WHAT YOU WILL DO
Locate the string "requirements" in the listing below. Copy every line where it is found.

PROVIDED DATA
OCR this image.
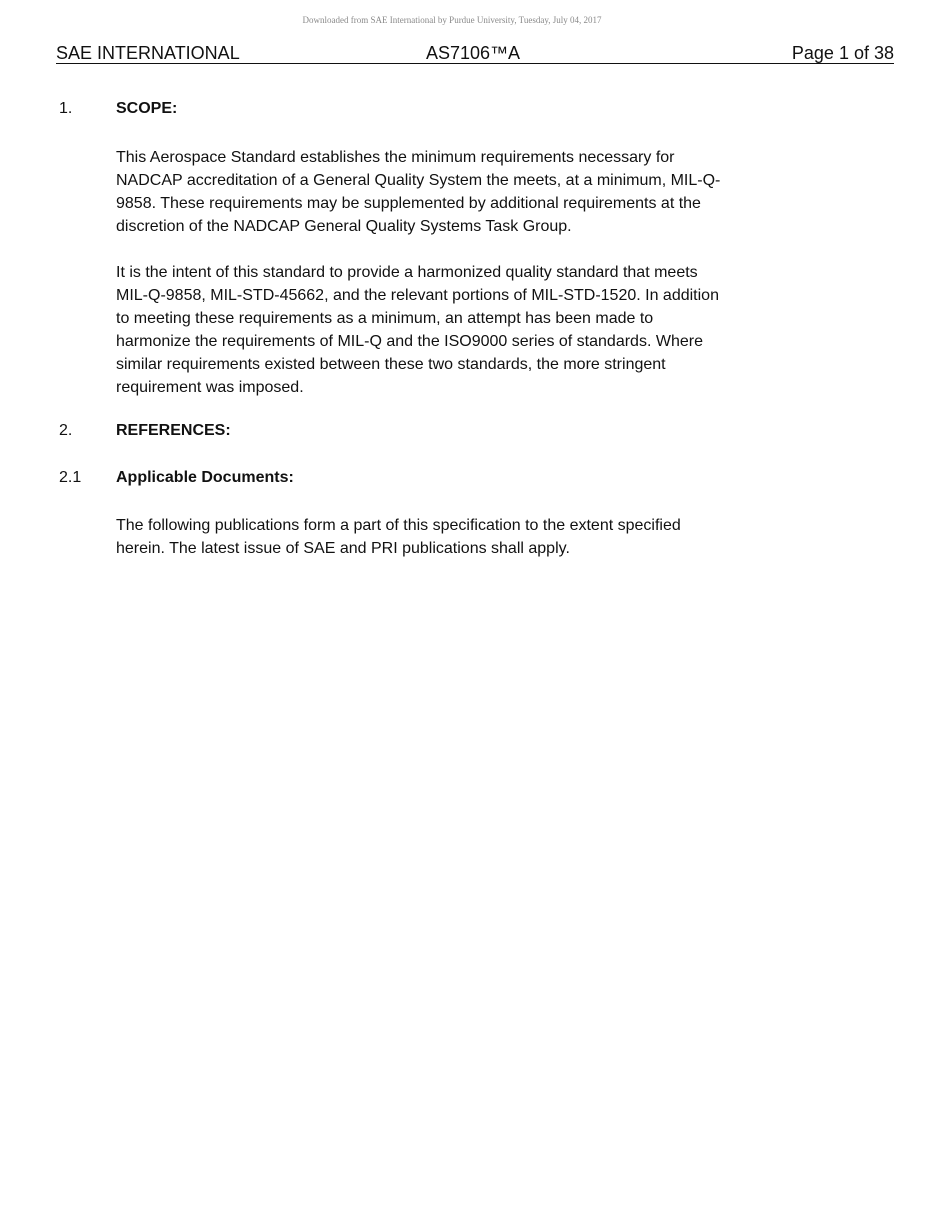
Downloaded from SAE International by Purdue University, Tuesday, July 04, 2017
SAE INTERNATIONAL	AS7106™A	Page 1 of 38
1.	SCOPE:
This Aerospace Standard establishes the minimum requirements necessary for
NADCAP accreditation of a General Quality System the meets, at a minimum, MIL-Q-
9858. These requirements may be supplemented by additional requirements at the
discretion of the NADCAP General Quality Systems Task Group.
It is the intent of this standard to provide a harmonized quality standard that meets
MIL-Q-9858, MIL-STD-45662, and the relevant portions of MIL-STD-1520. In addition
to meeting these requirements as a minimum, an attempt has been made to
harmonize the requirements of MIL-Q and the ISO9000 series of standards. Where
similar requirements existed between these two standards, the more stringent
requirement was imposed.
2.	REFERENCES:
2.1 Applicable Documents:
The following publications form a part of this specification to the extent specified
herein. The latest issue of SAE and PRI publications shall apply.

RESPONSE
This Aerospace Standard establishes the minimum requirements necessary for
9858. These requirements may be supplemented by additional requirements at the
to meeting these requirements as a minimum, an attempt has been made to
harmonize the requirements of MIL-Q and the ISO9000 series of standards. Where
similar requirements existed between these two standards, the more stringent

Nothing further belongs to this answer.